Goal of the exercise:
State the number of lines that contain "surfaces", with no other text.

Lines of data:

** begin **

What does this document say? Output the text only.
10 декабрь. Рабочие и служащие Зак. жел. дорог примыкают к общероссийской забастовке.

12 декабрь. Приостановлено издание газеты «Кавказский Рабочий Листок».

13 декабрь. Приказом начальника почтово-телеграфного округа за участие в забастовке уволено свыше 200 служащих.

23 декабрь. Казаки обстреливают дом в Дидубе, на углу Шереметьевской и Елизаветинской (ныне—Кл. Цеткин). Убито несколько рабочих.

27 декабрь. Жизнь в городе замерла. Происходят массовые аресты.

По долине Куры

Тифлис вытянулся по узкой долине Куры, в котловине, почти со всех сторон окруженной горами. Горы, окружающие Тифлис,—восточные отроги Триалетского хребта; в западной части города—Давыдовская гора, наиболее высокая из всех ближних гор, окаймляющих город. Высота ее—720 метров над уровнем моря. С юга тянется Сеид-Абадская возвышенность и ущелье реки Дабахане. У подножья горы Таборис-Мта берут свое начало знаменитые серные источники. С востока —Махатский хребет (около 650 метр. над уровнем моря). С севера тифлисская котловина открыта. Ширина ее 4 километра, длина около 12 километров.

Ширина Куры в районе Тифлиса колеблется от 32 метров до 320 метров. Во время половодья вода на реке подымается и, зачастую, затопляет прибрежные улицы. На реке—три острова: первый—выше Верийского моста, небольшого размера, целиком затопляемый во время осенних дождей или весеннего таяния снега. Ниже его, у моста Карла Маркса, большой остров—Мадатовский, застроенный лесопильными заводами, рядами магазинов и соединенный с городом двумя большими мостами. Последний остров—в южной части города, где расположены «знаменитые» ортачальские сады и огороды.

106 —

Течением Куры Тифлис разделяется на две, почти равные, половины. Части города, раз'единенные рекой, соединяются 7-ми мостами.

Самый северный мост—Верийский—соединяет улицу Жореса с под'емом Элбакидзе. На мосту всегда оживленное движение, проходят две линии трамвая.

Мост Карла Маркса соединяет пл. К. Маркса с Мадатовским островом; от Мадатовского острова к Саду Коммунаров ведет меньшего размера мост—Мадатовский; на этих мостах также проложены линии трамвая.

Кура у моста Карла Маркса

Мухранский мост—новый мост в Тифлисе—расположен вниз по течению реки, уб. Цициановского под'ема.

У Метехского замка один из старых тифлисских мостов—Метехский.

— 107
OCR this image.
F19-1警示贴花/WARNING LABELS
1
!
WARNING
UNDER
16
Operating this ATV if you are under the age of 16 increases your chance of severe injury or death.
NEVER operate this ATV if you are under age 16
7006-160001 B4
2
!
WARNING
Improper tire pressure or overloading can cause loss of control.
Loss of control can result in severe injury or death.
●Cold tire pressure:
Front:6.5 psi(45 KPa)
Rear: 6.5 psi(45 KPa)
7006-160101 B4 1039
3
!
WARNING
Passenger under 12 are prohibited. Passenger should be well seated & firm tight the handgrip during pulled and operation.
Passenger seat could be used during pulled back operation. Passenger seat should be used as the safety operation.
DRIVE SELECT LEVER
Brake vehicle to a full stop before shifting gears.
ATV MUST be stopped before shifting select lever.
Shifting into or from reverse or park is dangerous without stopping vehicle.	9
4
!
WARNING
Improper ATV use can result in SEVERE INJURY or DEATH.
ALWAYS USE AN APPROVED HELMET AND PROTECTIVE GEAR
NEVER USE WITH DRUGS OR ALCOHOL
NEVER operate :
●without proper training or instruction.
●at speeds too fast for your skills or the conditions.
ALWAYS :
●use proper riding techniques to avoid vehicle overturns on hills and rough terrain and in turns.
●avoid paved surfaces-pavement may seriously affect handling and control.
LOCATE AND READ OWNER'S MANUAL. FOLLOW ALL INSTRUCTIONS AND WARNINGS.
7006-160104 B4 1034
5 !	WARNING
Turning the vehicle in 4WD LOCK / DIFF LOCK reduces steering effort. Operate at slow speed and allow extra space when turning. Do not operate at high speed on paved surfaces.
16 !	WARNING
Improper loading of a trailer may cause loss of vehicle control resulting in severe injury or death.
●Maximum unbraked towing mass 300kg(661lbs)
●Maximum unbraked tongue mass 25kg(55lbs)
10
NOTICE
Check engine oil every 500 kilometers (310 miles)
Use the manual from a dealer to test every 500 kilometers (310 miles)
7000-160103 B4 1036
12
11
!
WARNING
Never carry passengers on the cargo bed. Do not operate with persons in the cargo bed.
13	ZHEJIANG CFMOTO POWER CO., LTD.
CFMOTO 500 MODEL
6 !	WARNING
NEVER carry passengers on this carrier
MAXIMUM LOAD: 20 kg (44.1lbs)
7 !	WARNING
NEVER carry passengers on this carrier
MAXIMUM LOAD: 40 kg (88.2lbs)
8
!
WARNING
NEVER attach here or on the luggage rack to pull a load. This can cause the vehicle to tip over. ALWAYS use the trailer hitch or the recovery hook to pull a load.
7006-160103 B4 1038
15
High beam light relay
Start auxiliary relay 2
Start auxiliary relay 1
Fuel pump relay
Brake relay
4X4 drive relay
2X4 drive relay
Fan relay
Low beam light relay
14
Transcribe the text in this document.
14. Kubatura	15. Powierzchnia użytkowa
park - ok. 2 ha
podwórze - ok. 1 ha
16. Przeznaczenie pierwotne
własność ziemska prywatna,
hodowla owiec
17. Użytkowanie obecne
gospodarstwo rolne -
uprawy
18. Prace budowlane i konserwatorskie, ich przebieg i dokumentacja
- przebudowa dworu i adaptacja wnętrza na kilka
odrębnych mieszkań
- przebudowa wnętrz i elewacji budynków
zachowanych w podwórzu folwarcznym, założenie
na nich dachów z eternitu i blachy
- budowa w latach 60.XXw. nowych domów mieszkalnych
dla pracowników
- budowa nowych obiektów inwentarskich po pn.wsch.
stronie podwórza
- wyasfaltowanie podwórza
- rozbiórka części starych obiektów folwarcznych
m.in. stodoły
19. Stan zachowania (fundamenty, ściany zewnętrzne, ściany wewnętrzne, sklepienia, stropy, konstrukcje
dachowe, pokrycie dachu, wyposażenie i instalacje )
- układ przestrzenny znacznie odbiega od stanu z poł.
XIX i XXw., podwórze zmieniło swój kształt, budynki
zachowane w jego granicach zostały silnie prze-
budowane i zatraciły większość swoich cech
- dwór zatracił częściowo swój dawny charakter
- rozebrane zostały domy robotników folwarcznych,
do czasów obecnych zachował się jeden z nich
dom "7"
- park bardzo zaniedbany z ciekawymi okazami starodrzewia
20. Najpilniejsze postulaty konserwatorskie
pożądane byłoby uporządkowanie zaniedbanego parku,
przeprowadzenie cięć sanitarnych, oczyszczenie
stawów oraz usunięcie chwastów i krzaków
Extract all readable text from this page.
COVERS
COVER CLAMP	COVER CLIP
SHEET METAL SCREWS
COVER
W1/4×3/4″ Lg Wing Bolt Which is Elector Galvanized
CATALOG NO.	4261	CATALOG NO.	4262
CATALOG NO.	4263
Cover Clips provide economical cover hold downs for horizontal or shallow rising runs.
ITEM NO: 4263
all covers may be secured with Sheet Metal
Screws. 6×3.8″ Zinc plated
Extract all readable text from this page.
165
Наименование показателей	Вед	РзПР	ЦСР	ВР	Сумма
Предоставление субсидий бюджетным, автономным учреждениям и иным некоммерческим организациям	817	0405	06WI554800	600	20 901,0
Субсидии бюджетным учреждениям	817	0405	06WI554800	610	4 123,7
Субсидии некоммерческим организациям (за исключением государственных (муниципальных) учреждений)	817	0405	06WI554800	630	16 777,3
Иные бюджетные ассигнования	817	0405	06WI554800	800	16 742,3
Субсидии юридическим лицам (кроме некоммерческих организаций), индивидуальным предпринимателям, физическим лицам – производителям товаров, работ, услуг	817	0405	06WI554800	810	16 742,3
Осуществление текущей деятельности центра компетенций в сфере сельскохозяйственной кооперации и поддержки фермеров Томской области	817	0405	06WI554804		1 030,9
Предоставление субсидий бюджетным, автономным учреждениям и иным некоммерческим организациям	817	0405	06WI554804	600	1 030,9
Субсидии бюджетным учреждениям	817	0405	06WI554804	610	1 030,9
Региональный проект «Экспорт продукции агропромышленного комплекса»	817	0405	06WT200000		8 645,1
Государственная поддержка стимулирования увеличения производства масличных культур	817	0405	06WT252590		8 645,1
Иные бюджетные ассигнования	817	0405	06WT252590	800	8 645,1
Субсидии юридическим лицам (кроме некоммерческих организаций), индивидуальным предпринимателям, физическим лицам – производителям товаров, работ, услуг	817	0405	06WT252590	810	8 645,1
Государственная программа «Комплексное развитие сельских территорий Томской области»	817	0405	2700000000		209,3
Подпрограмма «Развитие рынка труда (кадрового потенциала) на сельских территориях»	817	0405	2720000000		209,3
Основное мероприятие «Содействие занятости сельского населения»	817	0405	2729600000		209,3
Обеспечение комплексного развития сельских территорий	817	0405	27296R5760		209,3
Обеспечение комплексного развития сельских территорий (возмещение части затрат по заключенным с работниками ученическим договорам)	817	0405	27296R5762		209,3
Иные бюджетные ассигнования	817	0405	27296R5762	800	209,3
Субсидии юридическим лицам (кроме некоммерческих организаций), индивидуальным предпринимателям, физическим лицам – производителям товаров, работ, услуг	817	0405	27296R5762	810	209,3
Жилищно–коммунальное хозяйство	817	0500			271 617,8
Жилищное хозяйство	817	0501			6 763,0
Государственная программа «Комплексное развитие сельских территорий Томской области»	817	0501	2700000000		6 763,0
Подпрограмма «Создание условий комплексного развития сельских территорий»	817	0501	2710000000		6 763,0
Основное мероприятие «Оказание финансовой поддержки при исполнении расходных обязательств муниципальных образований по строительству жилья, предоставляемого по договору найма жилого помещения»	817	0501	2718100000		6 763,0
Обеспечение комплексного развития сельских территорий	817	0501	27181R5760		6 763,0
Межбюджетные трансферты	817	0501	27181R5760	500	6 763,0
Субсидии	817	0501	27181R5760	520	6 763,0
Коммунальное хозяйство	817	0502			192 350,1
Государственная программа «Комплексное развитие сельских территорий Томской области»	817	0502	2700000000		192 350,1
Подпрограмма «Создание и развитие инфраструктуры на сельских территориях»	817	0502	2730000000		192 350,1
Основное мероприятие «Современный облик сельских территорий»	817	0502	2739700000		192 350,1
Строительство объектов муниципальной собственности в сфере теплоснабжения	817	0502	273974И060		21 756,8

** end **

Task result:
2